TO DO: Return each line of the records with nothing changed, pictures excepted.

## Start DATA FOR THE TASK

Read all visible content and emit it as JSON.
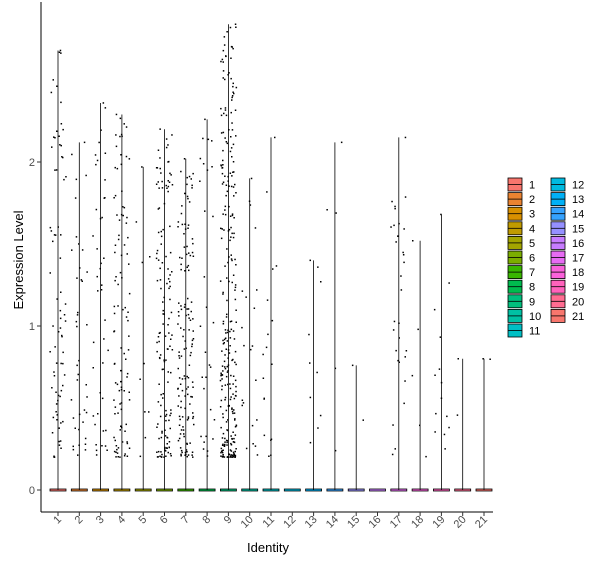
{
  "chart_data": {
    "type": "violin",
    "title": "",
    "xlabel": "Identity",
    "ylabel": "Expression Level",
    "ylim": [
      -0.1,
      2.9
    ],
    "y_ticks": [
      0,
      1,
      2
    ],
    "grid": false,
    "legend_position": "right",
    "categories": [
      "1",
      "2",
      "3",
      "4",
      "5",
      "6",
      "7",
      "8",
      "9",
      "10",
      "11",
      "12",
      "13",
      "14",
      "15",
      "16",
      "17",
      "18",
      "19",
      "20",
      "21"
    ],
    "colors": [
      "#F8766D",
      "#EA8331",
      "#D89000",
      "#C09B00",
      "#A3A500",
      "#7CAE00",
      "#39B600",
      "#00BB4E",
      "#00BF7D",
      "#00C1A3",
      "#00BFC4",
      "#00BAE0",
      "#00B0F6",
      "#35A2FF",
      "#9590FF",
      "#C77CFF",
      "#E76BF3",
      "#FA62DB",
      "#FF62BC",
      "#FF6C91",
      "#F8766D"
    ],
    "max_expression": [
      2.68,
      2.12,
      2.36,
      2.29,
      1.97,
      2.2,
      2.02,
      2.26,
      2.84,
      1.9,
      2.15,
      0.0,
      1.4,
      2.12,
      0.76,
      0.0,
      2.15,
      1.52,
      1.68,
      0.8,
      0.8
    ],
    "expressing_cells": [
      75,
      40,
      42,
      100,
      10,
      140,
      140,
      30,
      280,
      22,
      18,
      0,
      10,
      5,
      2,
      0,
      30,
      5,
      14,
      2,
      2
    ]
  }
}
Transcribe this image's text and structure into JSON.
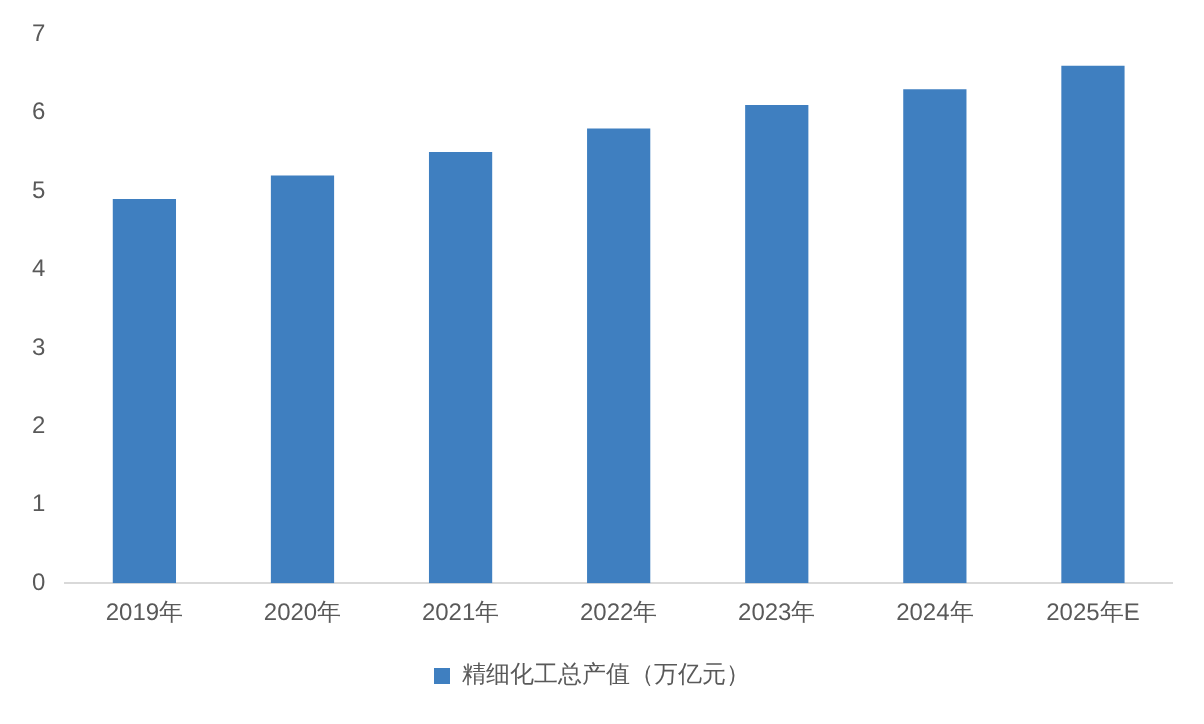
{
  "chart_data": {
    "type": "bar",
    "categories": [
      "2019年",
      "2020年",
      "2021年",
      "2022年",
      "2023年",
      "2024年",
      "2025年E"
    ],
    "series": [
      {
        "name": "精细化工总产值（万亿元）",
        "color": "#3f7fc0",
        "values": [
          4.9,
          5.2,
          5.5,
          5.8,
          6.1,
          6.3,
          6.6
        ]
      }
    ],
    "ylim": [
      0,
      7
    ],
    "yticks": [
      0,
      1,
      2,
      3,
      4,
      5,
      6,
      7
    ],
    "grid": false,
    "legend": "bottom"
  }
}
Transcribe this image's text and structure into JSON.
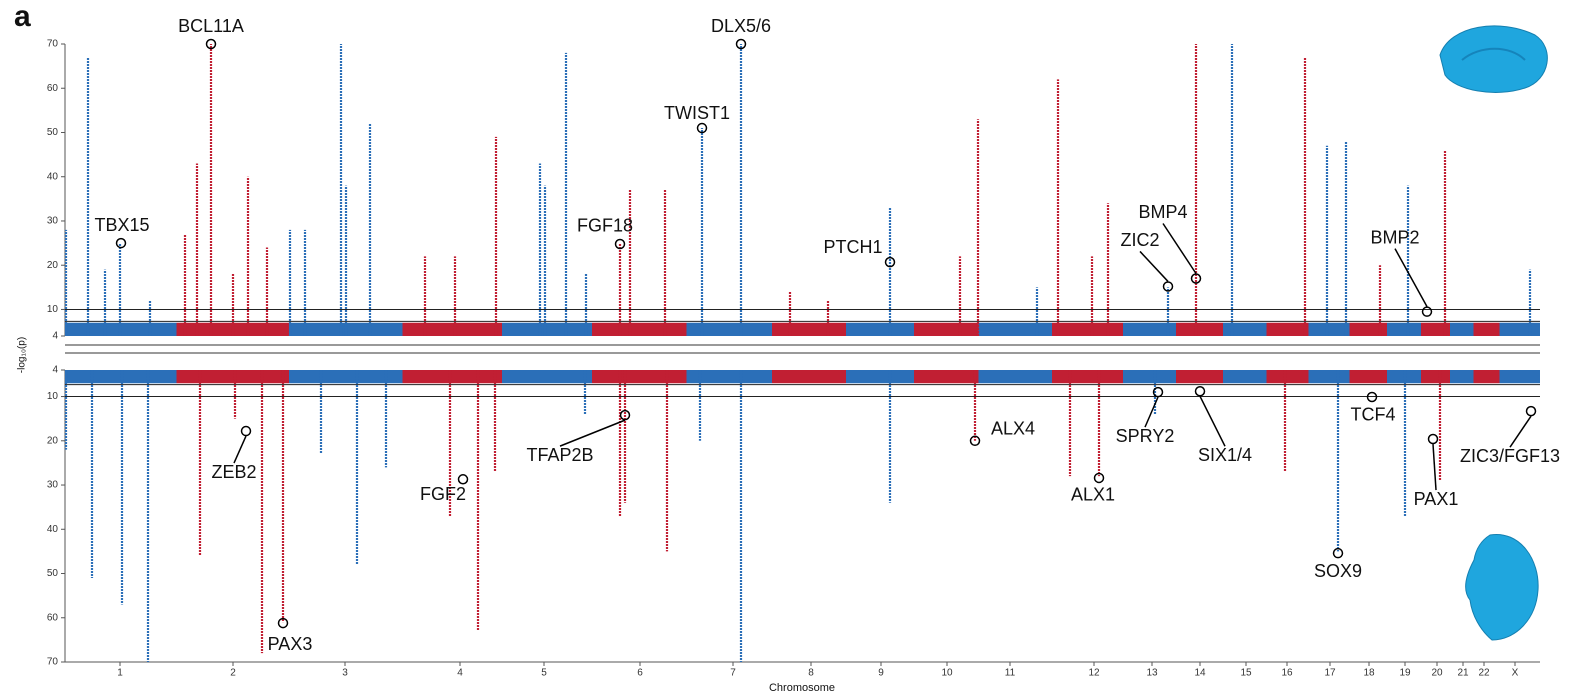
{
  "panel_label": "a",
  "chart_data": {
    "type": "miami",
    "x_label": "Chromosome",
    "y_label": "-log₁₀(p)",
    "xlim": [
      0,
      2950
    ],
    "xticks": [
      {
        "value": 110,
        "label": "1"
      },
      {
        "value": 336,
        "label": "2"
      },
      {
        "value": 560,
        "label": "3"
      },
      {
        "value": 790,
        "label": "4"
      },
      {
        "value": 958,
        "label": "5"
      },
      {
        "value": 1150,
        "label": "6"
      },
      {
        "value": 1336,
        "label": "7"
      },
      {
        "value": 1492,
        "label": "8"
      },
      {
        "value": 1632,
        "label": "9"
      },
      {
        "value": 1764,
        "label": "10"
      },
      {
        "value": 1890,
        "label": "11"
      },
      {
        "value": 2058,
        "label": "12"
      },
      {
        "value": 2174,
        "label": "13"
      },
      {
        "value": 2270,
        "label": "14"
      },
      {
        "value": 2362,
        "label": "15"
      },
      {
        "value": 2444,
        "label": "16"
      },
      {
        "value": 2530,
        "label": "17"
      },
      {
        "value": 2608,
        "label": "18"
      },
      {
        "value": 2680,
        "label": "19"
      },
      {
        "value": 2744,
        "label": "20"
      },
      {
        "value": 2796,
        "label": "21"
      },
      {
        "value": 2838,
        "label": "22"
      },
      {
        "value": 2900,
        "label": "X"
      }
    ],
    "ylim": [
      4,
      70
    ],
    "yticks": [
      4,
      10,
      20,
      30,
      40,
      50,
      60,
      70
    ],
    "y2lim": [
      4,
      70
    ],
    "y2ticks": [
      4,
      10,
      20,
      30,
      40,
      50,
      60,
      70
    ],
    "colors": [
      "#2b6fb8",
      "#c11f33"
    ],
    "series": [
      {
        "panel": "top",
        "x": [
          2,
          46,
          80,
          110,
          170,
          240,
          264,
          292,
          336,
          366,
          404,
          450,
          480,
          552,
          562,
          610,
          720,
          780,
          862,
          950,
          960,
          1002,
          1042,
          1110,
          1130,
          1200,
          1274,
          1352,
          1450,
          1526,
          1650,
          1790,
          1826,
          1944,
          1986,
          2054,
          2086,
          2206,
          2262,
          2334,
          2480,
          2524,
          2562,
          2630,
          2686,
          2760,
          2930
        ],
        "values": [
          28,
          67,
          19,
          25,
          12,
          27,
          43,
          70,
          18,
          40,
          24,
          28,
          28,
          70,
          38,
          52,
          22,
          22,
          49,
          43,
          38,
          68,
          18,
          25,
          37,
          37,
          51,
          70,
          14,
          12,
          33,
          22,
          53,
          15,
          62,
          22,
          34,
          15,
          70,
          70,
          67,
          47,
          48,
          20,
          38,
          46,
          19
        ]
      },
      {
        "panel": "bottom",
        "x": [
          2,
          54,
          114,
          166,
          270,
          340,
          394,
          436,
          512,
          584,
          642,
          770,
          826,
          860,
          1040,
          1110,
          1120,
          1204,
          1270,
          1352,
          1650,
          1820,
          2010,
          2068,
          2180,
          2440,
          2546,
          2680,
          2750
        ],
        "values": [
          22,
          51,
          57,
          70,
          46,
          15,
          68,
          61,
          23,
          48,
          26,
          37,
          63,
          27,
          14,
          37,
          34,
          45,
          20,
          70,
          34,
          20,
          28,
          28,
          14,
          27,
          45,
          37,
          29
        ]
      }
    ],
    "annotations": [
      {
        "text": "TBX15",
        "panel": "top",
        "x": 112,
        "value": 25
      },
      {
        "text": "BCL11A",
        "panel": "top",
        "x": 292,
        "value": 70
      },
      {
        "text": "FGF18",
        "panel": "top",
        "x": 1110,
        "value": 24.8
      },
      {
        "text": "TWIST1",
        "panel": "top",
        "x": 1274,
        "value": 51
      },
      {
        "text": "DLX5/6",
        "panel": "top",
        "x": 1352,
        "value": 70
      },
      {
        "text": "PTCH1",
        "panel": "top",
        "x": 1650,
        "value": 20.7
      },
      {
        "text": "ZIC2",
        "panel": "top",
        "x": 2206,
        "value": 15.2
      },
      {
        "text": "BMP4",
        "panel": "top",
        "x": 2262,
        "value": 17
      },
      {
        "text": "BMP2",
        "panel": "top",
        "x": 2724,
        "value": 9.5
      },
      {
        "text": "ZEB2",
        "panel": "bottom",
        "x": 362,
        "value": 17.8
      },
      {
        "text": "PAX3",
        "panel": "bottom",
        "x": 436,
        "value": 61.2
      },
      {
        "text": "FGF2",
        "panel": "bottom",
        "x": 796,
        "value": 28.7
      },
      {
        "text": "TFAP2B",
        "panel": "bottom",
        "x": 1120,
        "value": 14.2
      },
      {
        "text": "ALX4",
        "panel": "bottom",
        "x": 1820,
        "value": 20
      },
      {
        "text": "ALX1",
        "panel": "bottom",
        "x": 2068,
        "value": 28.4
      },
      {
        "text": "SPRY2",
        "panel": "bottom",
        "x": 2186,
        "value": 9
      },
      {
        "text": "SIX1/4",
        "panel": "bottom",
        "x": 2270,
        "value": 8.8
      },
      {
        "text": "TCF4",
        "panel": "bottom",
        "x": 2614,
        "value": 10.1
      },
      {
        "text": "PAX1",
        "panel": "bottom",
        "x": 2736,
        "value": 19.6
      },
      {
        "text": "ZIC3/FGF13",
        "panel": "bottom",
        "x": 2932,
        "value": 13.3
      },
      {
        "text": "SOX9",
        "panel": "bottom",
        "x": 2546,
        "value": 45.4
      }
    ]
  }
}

## End DATA FOR THE TASK

ANSWER TO THIS PROBLEM:
Read all visible content and emit it as JSON.
{
  "chart_data": {
    "type": "violin",
    "title": "",
    "xlabel": "Identity",
    "ylabel": "Expression Level",
    "ylim": [
      -0.1,
      2.9
    ],
    "y_ticks": [
      0,
      1,
      2
    ],
    "grid": false,
    "legend_position": "right",
    "categories": [
      "1",
      "2",
      "3",
      "4",
      "5",
      "6",
      "7",
      "8",
      "9",
      "10",
      "11",
      "12",
      "13",
      "14",
      "15",
      "16",
      "17",
      "18",
      "19",
      "20",
      "21"
    ],
    "colors": [
      "#F8766D",
      "#EA8331",
      "#D89000",
      "#C09B00",
      "#A3A500",
      "#7CAE00",
      "#39B600",
      "#00BB4E",
      "#00BF7D",
      "#00C1A3",
      "#00BFC4",
      "#00BAE0",
      "#00B0F6",
      "#35A2FF",
      "#9590FF",
      "#C77CFF",
      "#E76BF3",
      "#FA62DB",
      "#FF62BC",
      "#FF6C91",
      "#F8766D"
    ],
    "max_expression": [
      2.68,
      2.12,
      2.36,
      2.29,
      1.97,
      2.2,
      2.02,
      2.26,
      2.84,
      1.9,
      2.15,
      0.0,
      1.4,
      2.12,
      0.76,
      0.0,
      2.15,
      1.52,
      1.68,
      0.8,
      0.8
    ],
    "expressing_cells": [
      75,
      40,
      42,
      100,
      10,
      140,
      140,
      30,
      280,
      22,
      18,
      0,
      10,
      5,
      2,
      0,
      30,
      5,
      14,
      2,
      2
    ]
  }
}
Transcribe this image's text and structure into JSON.
{
  "chart_data": {
    "type": "bar",
    "categories": [
      "2019年",
      "2020年",
      "2021年",
      "2022年",
      "2023年",
      "2024年",
      "2025年E"
    ],
    "series": [
      {
        "name": "精细化工总产值（万亿元）",
        "color": "#3f7fc0",
        "values": [
          4.9,
          5.2,
          5.5,
          5.8,
          6.1,
          6.3,
          6.6
        ]
      }
    ],
    "ylim": [
      0,
      7
    ],
    "yticks": [
      0,
      1,
      2,
      3,
      4,
      5,
      6,
      7
    ],
    "grid": false,
    "legend": "bottom"
  }
}
Transcribe this image's text and structure into JSON.
{
  "panel_label": "a",
  "chart_data": {
    "type": "miami",
    "x_label": "Chromosome",
    "y_label": "-log₁₀(p)",
    "xlim": [
      0,
      2950
    ],
    "xticks": [
      {
        "value": 110,
        "label": "1"
      },
      {
        "value": 336,
        "label": "2"
      },
      {
        "value": 560,
        "label": "3"
      },
      {
        "value": 790,
        "label": "4"
      },
      {
        "value": 958,
        "label": "5"
      },
      {
        "value": 1150,
        "label": "6"
      },
      {
        "value": 1336,
        "label": "7"
      },
      {
        "value": 1492,
        "label": "8"
      },
      {
        "value": 1632,
        "label": "9"
      },
      {
        "value": 1764,
        "label": "10"
      },
      {
        "value": 1890,
        "label": "11"
      },
      {
        "value": 2058,
        "label": "12"
      },
      {
        "value": 2174,
        "label": "13"
      },
      {
        "value": 2270,
        "label": "14"
      },
      {
        "value": 2362,
        "label": "15"
      },
      {
        "value": 2444,
        "label": "16"
      },
      {
        "value": 2530,
        "label": "17"
      },
      {
        "value": 2608,
        "label": "18"
      },
      {
        "value": 2680,
        "label": "19"
      },
      {
        "value": 2744,
        "label": "20"
      },
      {
        "value": 2796,
        "label": "21"
      },
      {
        "value": 2838,
        "label": "22"
      },
      {
        "value": 2900,
        "label": "X"
      }
    ],
    "ylim": [
      4,
      70
    ],
    "yticks": [
      4,
      10,
      20,
      30,
      40,
      50,
      60,
      70
    ],
    "y2lim": [
      4,
      70
    ],
    "y2ticks": [
      4,
      10,
      20,
      30,
      40,
      50,
      60,
      70
    ],
    "colors": [
      "#2b6fb8",
      "#c11f33"
    ],
    "series": [
      {
        "panel": "top",
        "x": [
          2,
          46,
          80,
          110,
          170,
          240,
          264,
          292,
          336,
          366,
          404,
          450,
          480,
          552,
          562,
          610,
          720,
          780,
          862,
          950,
          960,
          1002,
          1042,
          1110,
          1130,
          1200,
          1274,
          1352,
          1450,
          1526,
          1650,
          1790,
          1826,
          1944,
          1986,
          2054,
          2086,
          2206,
          2262,
          2334,
          2480,
          2524,
          2562,
          2630,
          2686,
          2760,
          2930
        ],
        "values": [
          28,
          67,
          19,
          25,
          12,
          27,
          43,
          70,
          18,
          40,
          24,
          28,
          28,
          70,
          38,
          52,
          22,
          22,
          49,
          43,
          38,
          68,
          18,
          25,
          37,
          37,
          51,
          70,
          14,
          12,
          33,
          22,
          53,
          15,
          62,
          22,
          34,
          15,
          70,
          70,
          67,
          47,
          48,
          20,
          38,
          46,
          19
        ]
      },
      {
        "panel": "bottom",
        "x": [
          2,
          54,
          114,
          166,
          270,
          340,
          394,
          436,
          512,
          584,
          642,
          770,
          826,
          860,
          1040,
          1110,
          1120,
          1204,
          1270,
          1352,
          1650,
          1820,
          2010,
          2068,
          2180,
          2440,
          2546,
          2680,
          2750
        ],
        "values": [
          22,
          51,
          57,
          70,
          46,
          15,
          68,
          61,
          23,
          48,
          26,
          37,
          63,
          27,
          14,
          37,
          34,
          45,
          20,
          70,
          34,
          20,
          28,
          28,
          14,
          27,
          45,
          37,
          29
        ]
      }
    ],
    "annotations": [
      {
        "text": "TBX15",
        "panel": "top",
        "x": 112,
        "value": 25
      },
      {
        "text": "BCL11A",
        "panel": "top",
        "x": 292,
        "value": 70
      },
      {
        "text": "FGF18",
        "panel": "top",
        "x": 1110,
        "value": 24.8
      },
      {
        "text": "TWIST1",
        "panel": "top",
        "x": 1274,
        "value": 51
      },
      {
        "text": "DLX5/6",
        "panel": "top",
        "x": 1352,
        "value": 70
      },
      {
        "text": "PTCH1",
        "panel": "top",
        "x": 1650,
        "value": 20.7
      },
      {
        "text": "ZIC2",
        "panel": "top",
        "x": 2206,
        "value": 15.2
      },
      {
        "text": "BMP4",
        "panel": "top",
        "x": 2262,
        "value": 17
      },
      {
        "text": "BMP2",
        "panel": "top",
        "x": 2724,
        "value": 9.5
      },
      {
        "text": "ZEB2",
        "panel": "bottom",
        "x": 362,
        "value": 17.8
      },
      {
        "text": "PAX3",
        "panel": "bottom",
        "x": 436,
        "value": 61.2
      },
      {
        "text": "FGF2",
        "panel": "bottom",
        "x": 796,
        "value": 28.7
      },
      {
        "text": "TFAP2B",
        "panel": "bottom",
        "x": 1120,
        "value": 14.2
      },
      {
        "text": "ALX4",
        "panel": "bottom",
        "x": 1820,
        "value": 20
      },
      {
        "text": "ALX1",
        "panel": "bottom",
        "x": 2068,
        "value": 28.4
      },
      {
        "text": "SPRY2",
        "panel": "bottom",
        "x": 2186,
        "value": 9
      },
      {
        "text": "SIX1/4",
        "panel": "bottom",
        "x": 2270,
        "value": 8.8
      },
      {
        "text": "TCF4",
        "panel": "bottom",
        "x": 2614,
        "value": 10.1
      },
      {
        "text": "PAX1",
        "panel": "bottom",
        "x": 2736,
        "value": 19.6
      },
      {
        "text": "ZIC3/FGF13",
        "panel": "bottom",
        "x": 2932,
        "value": 13.3
      },
      {
        "text": "SOX9",
        "panel": "bottom",
        "x": 2546,
        "value": 45.4
      }
    ]
  }
}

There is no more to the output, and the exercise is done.